### Stored records
──────────────────────────────

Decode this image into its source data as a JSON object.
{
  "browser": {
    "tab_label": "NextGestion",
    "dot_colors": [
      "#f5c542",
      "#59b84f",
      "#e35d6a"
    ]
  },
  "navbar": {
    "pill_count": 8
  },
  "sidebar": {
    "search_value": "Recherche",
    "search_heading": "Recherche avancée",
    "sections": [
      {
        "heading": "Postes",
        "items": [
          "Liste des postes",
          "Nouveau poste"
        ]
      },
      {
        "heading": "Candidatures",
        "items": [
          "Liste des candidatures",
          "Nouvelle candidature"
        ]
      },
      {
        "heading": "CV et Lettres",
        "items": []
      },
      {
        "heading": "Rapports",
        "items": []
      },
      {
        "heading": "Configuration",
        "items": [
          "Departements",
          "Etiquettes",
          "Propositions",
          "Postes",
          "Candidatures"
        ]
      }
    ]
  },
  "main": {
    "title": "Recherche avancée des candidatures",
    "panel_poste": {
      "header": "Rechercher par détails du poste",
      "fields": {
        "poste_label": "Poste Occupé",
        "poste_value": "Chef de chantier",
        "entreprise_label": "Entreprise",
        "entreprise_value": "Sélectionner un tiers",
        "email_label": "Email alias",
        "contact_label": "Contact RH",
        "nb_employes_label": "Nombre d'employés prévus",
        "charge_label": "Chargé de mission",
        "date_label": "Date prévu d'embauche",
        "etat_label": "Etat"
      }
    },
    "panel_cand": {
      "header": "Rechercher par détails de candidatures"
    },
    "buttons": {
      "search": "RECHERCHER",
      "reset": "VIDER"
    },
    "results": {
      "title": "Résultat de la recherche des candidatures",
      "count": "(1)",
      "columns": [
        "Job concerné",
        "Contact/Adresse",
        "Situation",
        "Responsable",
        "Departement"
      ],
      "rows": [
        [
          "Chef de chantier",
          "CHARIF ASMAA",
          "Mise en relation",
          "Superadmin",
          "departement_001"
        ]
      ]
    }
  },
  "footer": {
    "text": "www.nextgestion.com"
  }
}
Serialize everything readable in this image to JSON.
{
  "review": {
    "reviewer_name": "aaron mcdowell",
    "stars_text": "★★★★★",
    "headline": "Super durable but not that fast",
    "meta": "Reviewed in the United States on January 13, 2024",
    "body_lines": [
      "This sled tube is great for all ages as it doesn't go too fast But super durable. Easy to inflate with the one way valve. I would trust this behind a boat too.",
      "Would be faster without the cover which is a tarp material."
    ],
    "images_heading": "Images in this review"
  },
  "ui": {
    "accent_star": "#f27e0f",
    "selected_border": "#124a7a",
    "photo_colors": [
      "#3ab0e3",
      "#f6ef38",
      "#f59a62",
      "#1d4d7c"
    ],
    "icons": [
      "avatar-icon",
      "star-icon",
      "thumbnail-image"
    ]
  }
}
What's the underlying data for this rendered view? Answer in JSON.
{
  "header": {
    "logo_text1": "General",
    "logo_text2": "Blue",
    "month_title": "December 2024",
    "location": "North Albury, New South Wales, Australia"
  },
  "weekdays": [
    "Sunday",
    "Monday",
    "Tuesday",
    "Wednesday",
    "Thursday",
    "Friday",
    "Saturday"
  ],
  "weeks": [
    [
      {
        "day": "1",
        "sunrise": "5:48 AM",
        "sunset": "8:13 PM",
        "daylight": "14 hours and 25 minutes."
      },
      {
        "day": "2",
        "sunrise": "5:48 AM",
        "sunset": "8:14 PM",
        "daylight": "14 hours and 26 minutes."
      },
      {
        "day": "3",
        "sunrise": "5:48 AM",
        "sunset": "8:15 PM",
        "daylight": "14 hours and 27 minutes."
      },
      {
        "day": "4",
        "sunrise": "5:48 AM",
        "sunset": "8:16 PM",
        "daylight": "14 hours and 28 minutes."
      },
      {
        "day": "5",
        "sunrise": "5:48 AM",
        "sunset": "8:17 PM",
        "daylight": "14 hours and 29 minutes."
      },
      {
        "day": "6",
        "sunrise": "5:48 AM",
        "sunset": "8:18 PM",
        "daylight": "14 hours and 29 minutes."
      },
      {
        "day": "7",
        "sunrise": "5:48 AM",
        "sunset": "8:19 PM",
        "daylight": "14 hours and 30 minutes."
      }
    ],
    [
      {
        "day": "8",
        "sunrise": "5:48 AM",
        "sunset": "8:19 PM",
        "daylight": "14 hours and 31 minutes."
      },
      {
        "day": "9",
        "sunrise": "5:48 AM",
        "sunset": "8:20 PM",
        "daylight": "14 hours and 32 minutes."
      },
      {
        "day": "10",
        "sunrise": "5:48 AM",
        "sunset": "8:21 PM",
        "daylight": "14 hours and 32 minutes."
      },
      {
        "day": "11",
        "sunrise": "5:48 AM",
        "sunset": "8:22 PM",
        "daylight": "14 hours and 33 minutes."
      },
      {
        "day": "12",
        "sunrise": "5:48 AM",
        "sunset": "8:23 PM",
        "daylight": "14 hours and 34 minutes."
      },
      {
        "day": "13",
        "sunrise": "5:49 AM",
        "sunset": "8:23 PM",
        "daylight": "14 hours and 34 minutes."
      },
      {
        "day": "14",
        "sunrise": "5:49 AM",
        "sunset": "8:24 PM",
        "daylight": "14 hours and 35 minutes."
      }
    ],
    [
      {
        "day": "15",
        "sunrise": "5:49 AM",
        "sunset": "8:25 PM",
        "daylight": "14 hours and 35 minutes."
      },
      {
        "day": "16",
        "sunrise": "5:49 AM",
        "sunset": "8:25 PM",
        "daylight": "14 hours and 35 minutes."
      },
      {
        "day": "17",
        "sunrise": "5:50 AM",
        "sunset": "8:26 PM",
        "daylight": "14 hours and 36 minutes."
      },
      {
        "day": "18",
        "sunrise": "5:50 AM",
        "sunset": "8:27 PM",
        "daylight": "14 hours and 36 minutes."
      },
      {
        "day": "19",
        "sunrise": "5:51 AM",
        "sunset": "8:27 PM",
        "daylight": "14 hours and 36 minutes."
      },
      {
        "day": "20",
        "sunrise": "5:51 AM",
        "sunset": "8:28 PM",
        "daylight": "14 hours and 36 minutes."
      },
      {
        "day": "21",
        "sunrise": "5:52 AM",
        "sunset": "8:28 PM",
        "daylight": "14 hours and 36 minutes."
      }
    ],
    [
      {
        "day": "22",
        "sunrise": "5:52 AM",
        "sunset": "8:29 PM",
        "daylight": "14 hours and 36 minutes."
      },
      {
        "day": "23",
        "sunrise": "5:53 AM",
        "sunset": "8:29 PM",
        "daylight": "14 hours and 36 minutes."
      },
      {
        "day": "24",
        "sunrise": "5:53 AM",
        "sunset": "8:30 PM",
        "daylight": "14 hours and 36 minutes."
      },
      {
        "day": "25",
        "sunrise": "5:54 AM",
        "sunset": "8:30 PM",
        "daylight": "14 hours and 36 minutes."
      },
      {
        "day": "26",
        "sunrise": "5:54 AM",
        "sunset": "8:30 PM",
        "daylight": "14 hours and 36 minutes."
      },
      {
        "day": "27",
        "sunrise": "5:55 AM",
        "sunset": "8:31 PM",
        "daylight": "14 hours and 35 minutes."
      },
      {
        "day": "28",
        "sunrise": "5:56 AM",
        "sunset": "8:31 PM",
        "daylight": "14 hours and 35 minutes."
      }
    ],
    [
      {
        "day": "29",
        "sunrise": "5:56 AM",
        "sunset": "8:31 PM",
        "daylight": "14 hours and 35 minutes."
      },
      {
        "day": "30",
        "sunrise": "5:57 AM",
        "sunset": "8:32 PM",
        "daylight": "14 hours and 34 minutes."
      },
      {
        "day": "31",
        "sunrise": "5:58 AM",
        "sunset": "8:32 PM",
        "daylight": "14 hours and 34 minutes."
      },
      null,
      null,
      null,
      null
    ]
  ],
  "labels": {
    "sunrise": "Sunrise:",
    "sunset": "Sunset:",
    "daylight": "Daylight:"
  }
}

──────────────────────────────

### What needs to be done
In the entries above, count every line containing the word "header". Write only the total.

### Task output
3